BEGIN RECORDS FOR THE EXERCISE

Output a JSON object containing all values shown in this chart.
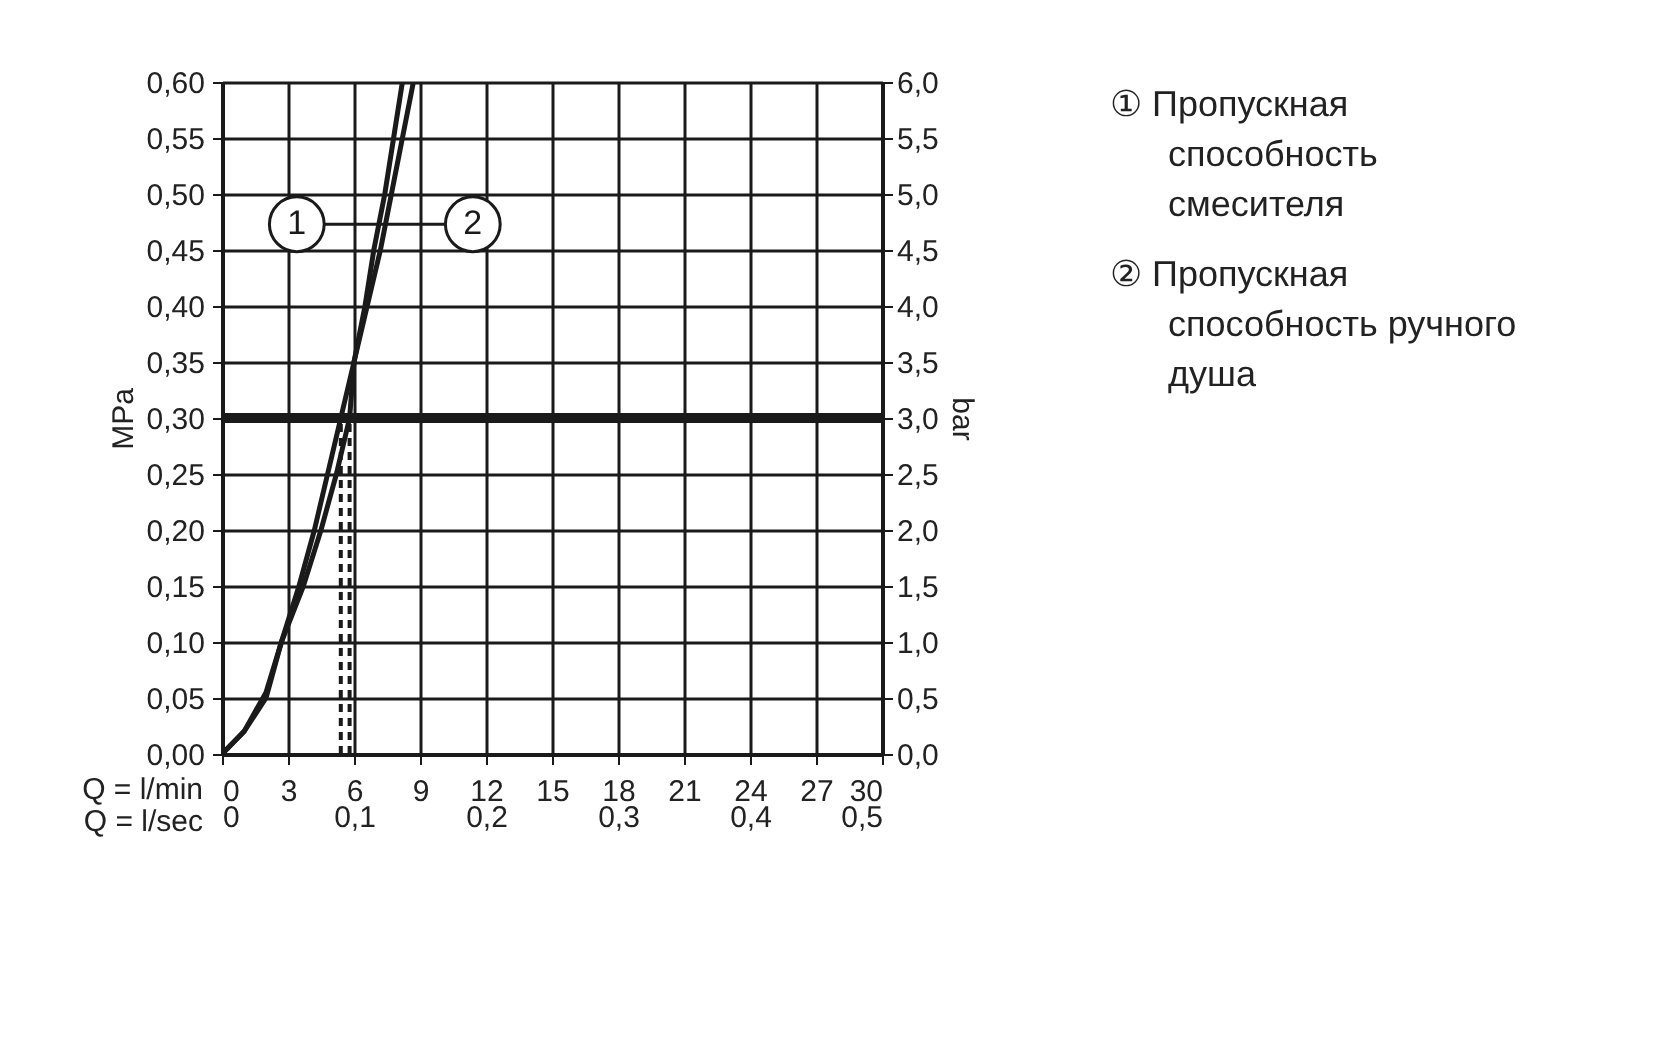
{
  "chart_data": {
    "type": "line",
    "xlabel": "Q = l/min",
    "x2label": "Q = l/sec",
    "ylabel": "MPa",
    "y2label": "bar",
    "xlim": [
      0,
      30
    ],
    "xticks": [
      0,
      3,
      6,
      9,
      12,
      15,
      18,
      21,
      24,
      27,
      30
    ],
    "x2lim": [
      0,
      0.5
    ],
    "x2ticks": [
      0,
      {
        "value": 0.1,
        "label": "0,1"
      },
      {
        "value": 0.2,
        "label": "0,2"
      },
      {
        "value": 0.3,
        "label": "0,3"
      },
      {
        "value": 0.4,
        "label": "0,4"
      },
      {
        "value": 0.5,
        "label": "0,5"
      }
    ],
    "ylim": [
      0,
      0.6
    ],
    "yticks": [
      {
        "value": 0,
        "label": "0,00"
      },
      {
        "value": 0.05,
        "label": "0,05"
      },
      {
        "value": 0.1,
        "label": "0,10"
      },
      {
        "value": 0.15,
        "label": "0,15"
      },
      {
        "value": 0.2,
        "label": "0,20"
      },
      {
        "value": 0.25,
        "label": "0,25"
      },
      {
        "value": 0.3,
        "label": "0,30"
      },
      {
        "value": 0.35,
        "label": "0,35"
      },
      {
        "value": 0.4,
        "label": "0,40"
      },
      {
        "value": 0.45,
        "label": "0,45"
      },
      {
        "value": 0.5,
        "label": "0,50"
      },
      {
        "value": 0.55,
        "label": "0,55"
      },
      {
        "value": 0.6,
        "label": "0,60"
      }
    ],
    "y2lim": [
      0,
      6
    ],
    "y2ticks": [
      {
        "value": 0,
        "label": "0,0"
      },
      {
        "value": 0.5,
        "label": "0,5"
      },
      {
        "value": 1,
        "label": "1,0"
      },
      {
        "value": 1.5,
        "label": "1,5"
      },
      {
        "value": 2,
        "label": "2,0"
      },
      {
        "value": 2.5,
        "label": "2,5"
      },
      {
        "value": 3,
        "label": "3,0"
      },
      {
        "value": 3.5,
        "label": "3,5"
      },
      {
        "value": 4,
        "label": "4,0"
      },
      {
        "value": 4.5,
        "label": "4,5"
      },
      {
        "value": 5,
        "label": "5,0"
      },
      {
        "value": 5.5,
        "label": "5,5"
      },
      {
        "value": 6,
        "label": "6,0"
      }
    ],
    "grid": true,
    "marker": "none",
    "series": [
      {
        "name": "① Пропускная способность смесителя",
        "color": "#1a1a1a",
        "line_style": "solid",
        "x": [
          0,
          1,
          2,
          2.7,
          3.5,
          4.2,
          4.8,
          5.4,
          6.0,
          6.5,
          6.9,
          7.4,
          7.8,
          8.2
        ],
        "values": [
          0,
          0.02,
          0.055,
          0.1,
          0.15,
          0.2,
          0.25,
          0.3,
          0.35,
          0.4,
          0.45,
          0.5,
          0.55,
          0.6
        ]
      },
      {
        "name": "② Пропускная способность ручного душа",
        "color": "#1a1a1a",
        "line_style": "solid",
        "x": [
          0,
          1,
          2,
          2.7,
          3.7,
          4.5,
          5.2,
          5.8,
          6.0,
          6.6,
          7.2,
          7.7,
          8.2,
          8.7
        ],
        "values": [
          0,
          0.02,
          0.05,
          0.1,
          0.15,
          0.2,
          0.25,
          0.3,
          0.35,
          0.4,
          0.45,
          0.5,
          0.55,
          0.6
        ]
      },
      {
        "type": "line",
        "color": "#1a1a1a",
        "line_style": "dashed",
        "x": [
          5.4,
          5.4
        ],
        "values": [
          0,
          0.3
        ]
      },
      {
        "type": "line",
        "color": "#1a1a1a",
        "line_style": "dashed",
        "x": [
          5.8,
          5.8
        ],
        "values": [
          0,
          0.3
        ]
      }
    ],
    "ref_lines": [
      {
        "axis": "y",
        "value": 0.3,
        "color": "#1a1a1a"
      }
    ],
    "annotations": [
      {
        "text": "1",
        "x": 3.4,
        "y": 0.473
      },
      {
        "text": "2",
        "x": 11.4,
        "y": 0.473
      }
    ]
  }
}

END RECORDS FOR THE EXERCISE
BEGIN RECORDS FOR THE EXERCISE

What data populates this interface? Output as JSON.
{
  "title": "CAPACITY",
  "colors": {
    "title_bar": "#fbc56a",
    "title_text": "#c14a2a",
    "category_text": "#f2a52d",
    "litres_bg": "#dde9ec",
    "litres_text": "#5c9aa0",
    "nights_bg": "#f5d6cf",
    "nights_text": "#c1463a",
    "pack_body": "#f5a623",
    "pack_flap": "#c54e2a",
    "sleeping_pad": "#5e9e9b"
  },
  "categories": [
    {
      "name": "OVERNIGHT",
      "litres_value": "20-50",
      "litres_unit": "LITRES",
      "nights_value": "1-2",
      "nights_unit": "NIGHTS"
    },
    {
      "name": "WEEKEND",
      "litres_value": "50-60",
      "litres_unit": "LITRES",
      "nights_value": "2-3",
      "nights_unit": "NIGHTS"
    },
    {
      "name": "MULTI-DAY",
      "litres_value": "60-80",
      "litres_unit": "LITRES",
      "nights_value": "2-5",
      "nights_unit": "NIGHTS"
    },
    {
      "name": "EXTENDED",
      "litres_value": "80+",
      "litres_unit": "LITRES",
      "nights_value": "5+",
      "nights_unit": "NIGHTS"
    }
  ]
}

END RECORDS FOR THE EXERCISE

AIM | Collect the lines of the records that include the string "способность".

ANSWER TO THIS TASK |
        "name": "① Пропускная способность смесителя",
        "name": "② Пропускная способность ручного душа",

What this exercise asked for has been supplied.